» **Recorded data**

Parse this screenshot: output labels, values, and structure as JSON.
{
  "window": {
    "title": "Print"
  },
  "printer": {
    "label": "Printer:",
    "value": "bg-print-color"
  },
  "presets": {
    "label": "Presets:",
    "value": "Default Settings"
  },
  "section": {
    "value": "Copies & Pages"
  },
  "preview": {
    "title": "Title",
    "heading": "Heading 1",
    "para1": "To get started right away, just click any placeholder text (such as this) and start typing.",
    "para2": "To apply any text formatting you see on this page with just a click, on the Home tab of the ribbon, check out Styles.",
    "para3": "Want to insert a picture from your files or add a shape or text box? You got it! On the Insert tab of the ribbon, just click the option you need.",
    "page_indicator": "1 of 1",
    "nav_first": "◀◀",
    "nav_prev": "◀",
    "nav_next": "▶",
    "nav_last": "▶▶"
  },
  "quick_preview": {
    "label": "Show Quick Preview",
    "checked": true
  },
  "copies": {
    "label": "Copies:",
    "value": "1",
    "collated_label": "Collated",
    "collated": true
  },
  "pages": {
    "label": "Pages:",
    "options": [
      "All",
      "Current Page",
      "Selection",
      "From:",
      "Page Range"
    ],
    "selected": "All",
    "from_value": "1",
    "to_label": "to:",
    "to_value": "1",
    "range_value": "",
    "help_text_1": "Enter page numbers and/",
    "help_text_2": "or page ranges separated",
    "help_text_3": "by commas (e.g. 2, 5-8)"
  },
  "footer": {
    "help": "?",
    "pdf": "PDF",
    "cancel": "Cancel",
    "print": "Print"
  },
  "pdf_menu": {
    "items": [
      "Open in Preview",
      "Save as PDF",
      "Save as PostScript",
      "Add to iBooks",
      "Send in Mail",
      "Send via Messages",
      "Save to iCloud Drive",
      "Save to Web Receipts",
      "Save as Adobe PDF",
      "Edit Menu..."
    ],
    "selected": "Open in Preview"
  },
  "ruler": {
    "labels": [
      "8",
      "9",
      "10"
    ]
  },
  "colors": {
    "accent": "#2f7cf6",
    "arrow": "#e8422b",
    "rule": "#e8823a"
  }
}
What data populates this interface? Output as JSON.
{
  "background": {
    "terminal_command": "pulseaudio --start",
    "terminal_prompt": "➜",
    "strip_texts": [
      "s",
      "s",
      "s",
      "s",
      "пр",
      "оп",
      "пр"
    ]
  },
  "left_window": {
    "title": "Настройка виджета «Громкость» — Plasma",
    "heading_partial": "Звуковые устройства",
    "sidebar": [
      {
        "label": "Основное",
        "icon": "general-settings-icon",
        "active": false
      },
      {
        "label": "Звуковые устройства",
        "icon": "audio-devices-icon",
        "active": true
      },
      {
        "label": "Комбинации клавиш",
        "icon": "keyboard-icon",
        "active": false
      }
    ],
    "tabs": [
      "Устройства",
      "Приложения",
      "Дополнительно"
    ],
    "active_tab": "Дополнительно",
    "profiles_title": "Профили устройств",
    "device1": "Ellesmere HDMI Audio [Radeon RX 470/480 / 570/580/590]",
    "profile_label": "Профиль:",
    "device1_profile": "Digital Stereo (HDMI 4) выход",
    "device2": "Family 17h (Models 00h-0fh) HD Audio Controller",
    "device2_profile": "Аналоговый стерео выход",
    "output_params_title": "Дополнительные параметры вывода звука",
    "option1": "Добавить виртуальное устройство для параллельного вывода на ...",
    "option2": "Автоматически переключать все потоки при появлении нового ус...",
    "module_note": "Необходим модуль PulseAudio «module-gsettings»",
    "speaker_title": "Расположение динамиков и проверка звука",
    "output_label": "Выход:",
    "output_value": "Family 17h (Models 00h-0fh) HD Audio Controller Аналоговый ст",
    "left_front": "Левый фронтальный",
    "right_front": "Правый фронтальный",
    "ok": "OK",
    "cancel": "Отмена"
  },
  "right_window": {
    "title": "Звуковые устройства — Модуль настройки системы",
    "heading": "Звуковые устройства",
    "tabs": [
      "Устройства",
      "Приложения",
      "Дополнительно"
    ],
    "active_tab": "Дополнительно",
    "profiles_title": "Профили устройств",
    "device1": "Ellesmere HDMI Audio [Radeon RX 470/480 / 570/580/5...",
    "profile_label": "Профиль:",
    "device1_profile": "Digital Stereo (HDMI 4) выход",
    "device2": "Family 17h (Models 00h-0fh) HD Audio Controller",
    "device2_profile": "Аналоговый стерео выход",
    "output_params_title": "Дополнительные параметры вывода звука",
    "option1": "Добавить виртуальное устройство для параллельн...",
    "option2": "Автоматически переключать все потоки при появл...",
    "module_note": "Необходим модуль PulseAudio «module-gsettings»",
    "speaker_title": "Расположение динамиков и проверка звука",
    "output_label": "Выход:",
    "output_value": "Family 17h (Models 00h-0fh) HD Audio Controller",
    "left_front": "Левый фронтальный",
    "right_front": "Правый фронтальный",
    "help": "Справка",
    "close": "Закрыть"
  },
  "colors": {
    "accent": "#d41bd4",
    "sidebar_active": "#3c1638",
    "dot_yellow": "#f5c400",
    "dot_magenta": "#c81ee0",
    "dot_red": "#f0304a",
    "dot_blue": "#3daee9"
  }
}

» **Given request**
Copy the data above in full, character for character.

» **Written answer**
Parse this screenshot: output labels, values, and structure as JSON.
{
  "window": {
    "title": "Print"
  },
  "printer": {
    "label": "Printer:",
    "value": "bg-print-color"
  },
  "presets": {
    "label": "Presets:",
    "value": "Default Settings"
  },
  "section": {
    "value": "Copies & Pages"
  },
  "preview": {
    "title": "Title",
    "heading": "Heading 1",
    "para1": "To get started right away, just click any placeholder text (such as this) and start typing.",
    "para2": "To apply any text formatting you see on this page with just a click, on the Home tab of the ribbon, check out Styles.",
    "para3": "Want to insert a picture from your files or add a shape or text box? You got it! On the Insert tab of the ribbon, just click the option you need.",
    "page_indicator": "1 of 1",
    "nav_first": "◀◀",
    "nav_prev": "◀",
    "nav_next": "▶",
    "nav_last": "▶▶"
  },
  "quick_preview": {
    "label": "Show Quick Preview",
    "checked": true
  },
  "copies": {
    "label": "Copies:",
    "value": "1",
    "collated_label": "Collated",
    "collated": true
  },
  "pages": {
    "label": "Pages:",
    "options": [
      "All",
      "Current Page",
      "Selection",
      "From:",
      "Page Range"
    ],
    "selected": "All",
    "from_value": "1",
    "to_label": "to:",
    "to_value": "1",
    "range_value": "",
    "help_text_1": "Enter page numbers and/",
    "help_text_2": "or page ranges separated",
    "help_text_3": "by commas (e.g. 2, 5-8)"
  },
  "footer": {
    "help": "?",
    "pdf": "PDF",
    "cancel": "Cancel",
    "print": "Print"
  },
  "pdf_menu": {
    "items": [
      "Open in Preview",
      "Save as PDF",
      "Save as PostScript",
      "Add to iBooks",
      "Send in Mail",
      "Send via Messages",
      "Save to iCloud Drive",
      "Save to Web Receipts",
      "Save as Adobe PDF",
      "Edit Menu..."
    ],
    "selected": "Open in Preview"
  },
  "ruler": {
    "labels": [
      "8",
      "9",
      "10"
    ]
  },
  "colors": {
    "accent": "#2f7cf6",
    "arrow": "#e8422b",
    "rule": "#e8823a"
  }
}
What data populates this interface? Output as JSON.
{
  "background": {
    "terminal_command": "pulseaudio --start",
    "terminal_prompt": "➜",
    "strip_texts": [
      "s",
      "s",
      "s",
      "s",
      "пр",
      "оп",
      "пр"
    ]
  },
  "left_window": {
    "title": "Настройка виджета «Громкость» — Plasma",
    "heading_partial": "Звуковые устройства",
    "sidebar": [
      {
        "label": "Основное",
        "icon": "general-settings-icon",
        "active": false
      },
      {
        "label": "Звуковые устройства",
        "icon": "audio-devices-icon",
        "active": true
      },
      {
        "label": "Комбинации клавиш",
        "icon": "keyboard-icon",
        "active": false
      }
    ],
    "tabs": [
      "Устройства",
      "Приложения",
      "Дополнительно"
    ],
    "active_tab": "Дополнительно",
    "profiles_title": "Профили устройств",
    "device1": "Ellesmere HDMI Audio [Radeon RX 470/480 / 570/580/590]",
    "profile_label": "Профиль:",
    "device1_profile": "Digital Stereo (HDMI 4) выход",
    "device2": "Family 17h (Models 00h-0fh) HD Audio Controller",
    "device2_profile": "Аналоговый стерео выход",
    "output_params_title": "Дополнительные параметры вывода звука",
    "option1": "Добавить виртуальное устройство для параллельного вывода на ...",
    "option2": "Автоматически переключать все потоки при появлении нового ус...",
    "module_note": "Необходим модуль PulseAudio «module-gsettings»",
    "speaker_title": "Расположение динамиков и проверка звука",
    "output_label": "Выход:",
    "output_value": "Family 17h (Models 00h-0fh) HD Audio Controller Аналоговый ст",
    "left_front": "Левый фронтальный",
    "right_front": "Правый фронтальный",
    "ok": "OK",
    "cancel": "Отмена"
  },
  "right_window": {
    "title": "Звуковые устройства — Модуль настройки системы",
    "heading": "Звуковые устройства",
    "tabs": [
      "Устройства",
      "Приложения",
      "Дополнительно"
    ],
    "active_tab": "Дополнительно",
    "profiles_title": "Профили устройств",
    "device1": "Ellesmere HDMI Audio [Radeon RX 470/480 / 570/580/5...",
    "profile_label": "Профиль:",
    "device1_profile": "Digital Stereo (HDMI 4) выход",
    "device2": "Family 17h (Models 00h-0fh) HD Audio Controller",
    "device2_profile": "Аналоговый стерео выход",
    "output_params_title": "Дополнительные параметры вывода звука",
    "option1": "Добавить виртуальное устройство для параллельн...",
    "option2": "Автоматически переключать все потоки при появл...",
    "module_note": "Необходим модуль PulseAudio «module-gsettings»",
    "speaker_title": "Расположение динамиков и проверка звука",
    "output_label": "Выход:",
    "output_value": "Family 17h (Models 00h-0fh) HD Audio Controller",
    "left_front": "Левый фронтальный",
    "right_front": "Правый фронтальный",
    "help": "Справка",
    "close": "Закрыть"
  },
  "colors": {
    "accent": "#d41bd4",
    "sidebar_active": "#3c1638",
    "dot_yellow": "#f5c400",
    "dot_magenta": "#c81ee0",
    "dot_red": "#f0304a",
    "dot_blue": "#3daee9"
  }
}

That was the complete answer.